Records excerpted from a collection:
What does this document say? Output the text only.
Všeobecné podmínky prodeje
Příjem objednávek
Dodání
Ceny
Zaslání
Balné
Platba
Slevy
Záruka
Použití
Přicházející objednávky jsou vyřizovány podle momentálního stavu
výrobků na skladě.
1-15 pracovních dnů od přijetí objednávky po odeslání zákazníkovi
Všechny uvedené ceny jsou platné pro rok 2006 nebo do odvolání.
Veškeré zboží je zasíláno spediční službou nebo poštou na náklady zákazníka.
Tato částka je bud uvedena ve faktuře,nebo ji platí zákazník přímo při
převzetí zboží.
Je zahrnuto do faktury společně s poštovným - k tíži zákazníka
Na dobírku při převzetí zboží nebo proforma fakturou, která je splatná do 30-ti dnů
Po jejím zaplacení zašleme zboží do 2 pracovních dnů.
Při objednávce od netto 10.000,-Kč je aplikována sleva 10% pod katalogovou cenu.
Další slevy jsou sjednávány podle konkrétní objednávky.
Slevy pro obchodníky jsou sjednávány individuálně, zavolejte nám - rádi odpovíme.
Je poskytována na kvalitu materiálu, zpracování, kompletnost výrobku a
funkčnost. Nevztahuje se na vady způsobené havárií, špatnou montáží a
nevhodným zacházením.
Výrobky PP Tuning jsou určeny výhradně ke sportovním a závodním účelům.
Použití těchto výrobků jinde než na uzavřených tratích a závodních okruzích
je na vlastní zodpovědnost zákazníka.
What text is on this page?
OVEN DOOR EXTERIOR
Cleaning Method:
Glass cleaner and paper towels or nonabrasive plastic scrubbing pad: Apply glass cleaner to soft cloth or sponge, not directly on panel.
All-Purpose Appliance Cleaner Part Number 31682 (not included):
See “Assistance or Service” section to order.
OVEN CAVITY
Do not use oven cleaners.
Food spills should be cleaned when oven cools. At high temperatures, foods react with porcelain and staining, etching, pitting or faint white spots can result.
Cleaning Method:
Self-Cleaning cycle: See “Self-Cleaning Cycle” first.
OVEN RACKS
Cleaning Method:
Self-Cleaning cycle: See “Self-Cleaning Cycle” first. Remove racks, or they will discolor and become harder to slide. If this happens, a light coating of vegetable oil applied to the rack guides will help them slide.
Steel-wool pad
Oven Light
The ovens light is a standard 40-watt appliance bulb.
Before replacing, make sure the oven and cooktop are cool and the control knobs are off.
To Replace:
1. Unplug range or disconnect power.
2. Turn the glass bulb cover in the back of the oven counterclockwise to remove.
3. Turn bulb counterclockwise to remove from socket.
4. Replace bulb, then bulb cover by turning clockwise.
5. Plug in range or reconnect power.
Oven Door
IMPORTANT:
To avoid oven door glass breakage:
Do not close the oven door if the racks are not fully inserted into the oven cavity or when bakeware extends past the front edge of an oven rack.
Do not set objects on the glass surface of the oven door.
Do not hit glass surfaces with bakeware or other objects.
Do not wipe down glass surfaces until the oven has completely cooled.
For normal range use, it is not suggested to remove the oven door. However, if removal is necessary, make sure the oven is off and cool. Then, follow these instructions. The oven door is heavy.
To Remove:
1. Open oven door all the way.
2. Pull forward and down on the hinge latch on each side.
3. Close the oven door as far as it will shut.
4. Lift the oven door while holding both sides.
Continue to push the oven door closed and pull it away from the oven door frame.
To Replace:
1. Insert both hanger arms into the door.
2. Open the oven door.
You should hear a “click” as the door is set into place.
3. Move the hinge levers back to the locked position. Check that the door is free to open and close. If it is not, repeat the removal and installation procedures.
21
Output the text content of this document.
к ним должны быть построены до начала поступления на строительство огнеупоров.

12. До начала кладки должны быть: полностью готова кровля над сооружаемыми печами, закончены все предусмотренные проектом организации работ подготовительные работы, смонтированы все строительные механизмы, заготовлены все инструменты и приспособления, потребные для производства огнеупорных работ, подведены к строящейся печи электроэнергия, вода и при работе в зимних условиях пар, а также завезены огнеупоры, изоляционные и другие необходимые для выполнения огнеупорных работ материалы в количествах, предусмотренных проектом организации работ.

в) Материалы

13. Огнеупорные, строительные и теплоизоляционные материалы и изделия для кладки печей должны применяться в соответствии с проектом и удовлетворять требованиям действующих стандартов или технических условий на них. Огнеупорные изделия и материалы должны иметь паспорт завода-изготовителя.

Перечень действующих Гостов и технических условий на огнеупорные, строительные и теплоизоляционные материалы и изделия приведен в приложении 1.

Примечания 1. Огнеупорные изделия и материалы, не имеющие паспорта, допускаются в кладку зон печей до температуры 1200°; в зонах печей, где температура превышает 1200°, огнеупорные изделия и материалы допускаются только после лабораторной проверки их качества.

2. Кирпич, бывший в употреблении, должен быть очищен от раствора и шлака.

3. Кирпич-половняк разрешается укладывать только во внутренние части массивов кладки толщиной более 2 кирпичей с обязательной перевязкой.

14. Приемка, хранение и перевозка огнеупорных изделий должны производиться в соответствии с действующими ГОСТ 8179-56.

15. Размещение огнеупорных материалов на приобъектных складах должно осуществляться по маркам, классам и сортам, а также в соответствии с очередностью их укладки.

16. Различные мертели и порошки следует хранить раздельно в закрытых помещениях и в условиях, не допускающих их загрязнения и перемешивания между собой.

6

## Problem
Go through the records above, find every line with the word "into", and list those lines.

## Answer to the problem
Do not close the oven door if the racks are not fully inserted into the oven cavity or when bakeware extends past the front edge of an oven rack.
1. Insert both hanger arms into the door.
You should hear a “click” as the door is set into place.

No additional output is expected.